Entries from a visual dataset
>>>

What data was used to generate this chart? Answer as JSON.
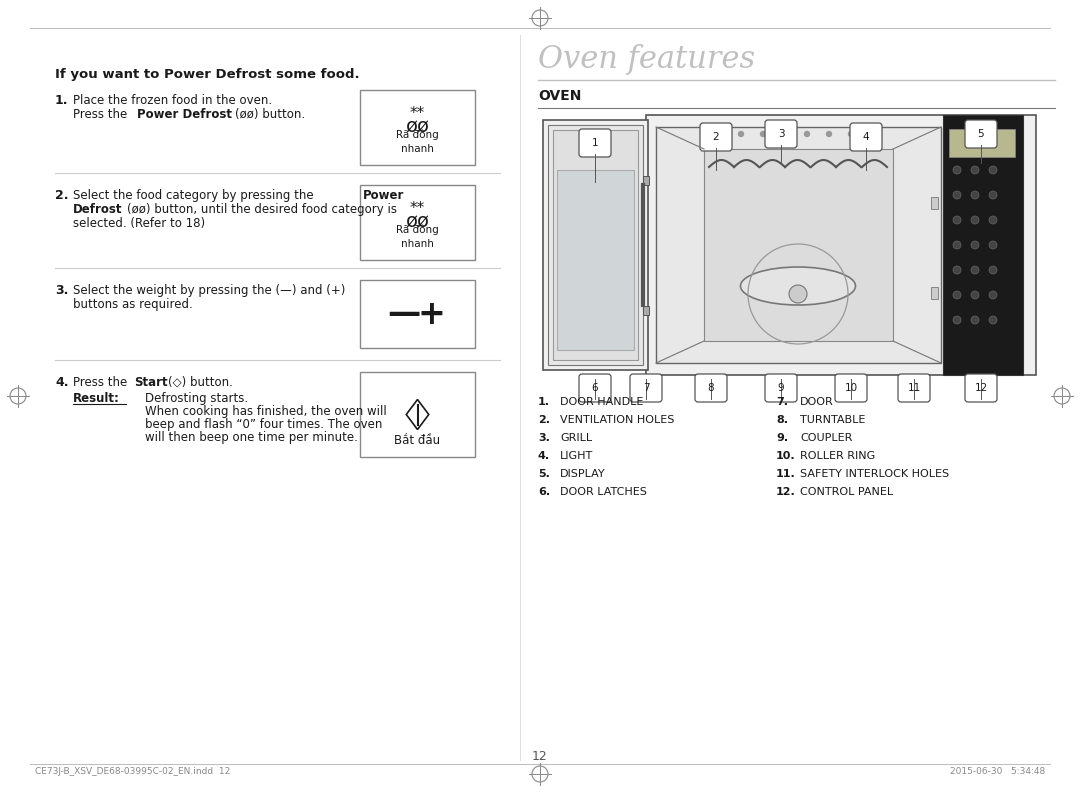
{
  "background_color": "#ffffff",
  "page_num": "12",
  "footer_left": "CE73J-B_XSV_DE68-03995C-02_EN.indd  12",
  "footer_right": "2015-06-30   5:34:48",
  "left_section": {
    "heading": "If you want to Power Defrost some food.",
    "parts_left": [
      {
        "num": "1.",
        "name": "DOOR HANDLE"
      },
      {
        "num": "2.",
        "name": "VENTILATION HOLES"
      },
      {
        "num": "3.",
        "name": "GRILL"
      },
      {
        "num": "4.",
        "name": "LIGHT"
      },
      {
        "num": "5.",
        "name": "DISPLAY"
      },
      {
        "num": "6.",
        "name": "DOOR LATCHES"
      }
    ]
  },
  "right_section": {
    "title": "Oven features",
    "subtitle": "OVEN",
    "parts_left": [
      {
        "num": "1.",
        "name": "DOOR HANDLE"
      },
      {
        "num": "2.",
        "name": "VENTILATION HOLES"
      },
      {
        "num": "3.",
        "name": "GRILL"
      },
      {
        "num": "4.",
        "name": "LIGHT"
      },
      {
        "num": "5.",
        "name": "DISPLAY"
      },
      {
        "num": "6.",
        "name": "DOOR LATCHES"
      }
    ],
    "parts_right": [
      {
        "num": "7.",
        "name": "DOOR"
      },
      {
        "num": "8.",
        "name": "TURNTABLE"
      },
      {
        "num": "9.",
        "name": "COUPLER"
      },
      {
        "num": "10.",
        "name": "ROLLER RING"
      },
      {
        "num": "11.",
        "name": "SAFETY INTERLOCK HOLES"
      },
      {
        "num": "12.",
        "name": "CONTROL PANEL"
      }
    ]
  },
  "divider_color": "#cccccc",
  "text_color": "#1a1a1a",
  "title_color": "#999999",
  "border_color": "#aaaaaa"
}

<<<

**Directive**
Repeat the data exactly in full, omitting its pictures.

**Right answer**
What data was used to generate this chart? Answer as JSON.
{
  "background_color": "#ffffff",
  "page_num": "12",
  "footer_left": "CE73J-B_XSV_DE68-03995C-02_EN.indd  12",
  "footer_right": "2015-06-30   5:34:48",
  "left_section": {
    "heading": "If you want to Power Defrost some food.",
    "parts_left": [
      {
        "num": "1.",
        "name": "DOOR HANDLE"
      },
      {
        "num": "2.",
        "name": "VENTILATION HOLES"
      },
      {
        "num": "3.",
        "name": "GRILL"
      },
      {
        "num": "4.",
        "name": "LIGHT"
      },
      {
        "num": "5.",
        "name": "DISPLAY"
      },
      {
        "num": "6.",
        "name": "DOOR LATCHES"
      }
    ]
  },
  "right_section": {
    "title": "Oven features",
    "subtitle": "OVEN",
    "parts_left": [
      {
        "num": "1.",
        "name": "DOOR HANDLE"
      },
      {
        "num": "2.",
        "name": "VENTILATION HOLES"
      },
      {
        "num": "3.",
        "name": "GRILL"
      },
      {
        "num": "4.",
        "name": "LIGHT"
      },
      {
        "num": "5.",
        "name": "DISPLAY"
      },
      {
        "num": "6.",
        "name": "DOOR LATCHES"
      }
    ],
    "parts_right": [
      {
        "num": "7.",
        "name": "DOOR"
      },
      {
        "num": "8.",
        "name": "TURNTABLE"
      },
      {
        "num": "9.",
        "name": "COUPLER"
      },
      {
        "num": "10.",
        "name": "ROLLER RING"
      },
      {
        "num": "11.",
        "name": "SAFETY INTERLOCK HOLES"
      },
      {
        "num": "12.",
        "name": "CONTROL PANEL"
      }
    ]
  },
  "divider_color": "#cccccc",
  "text_color": "#1a1a1a",
  "title_color": "#999999",
  "border_color": "#aaaaaa"
}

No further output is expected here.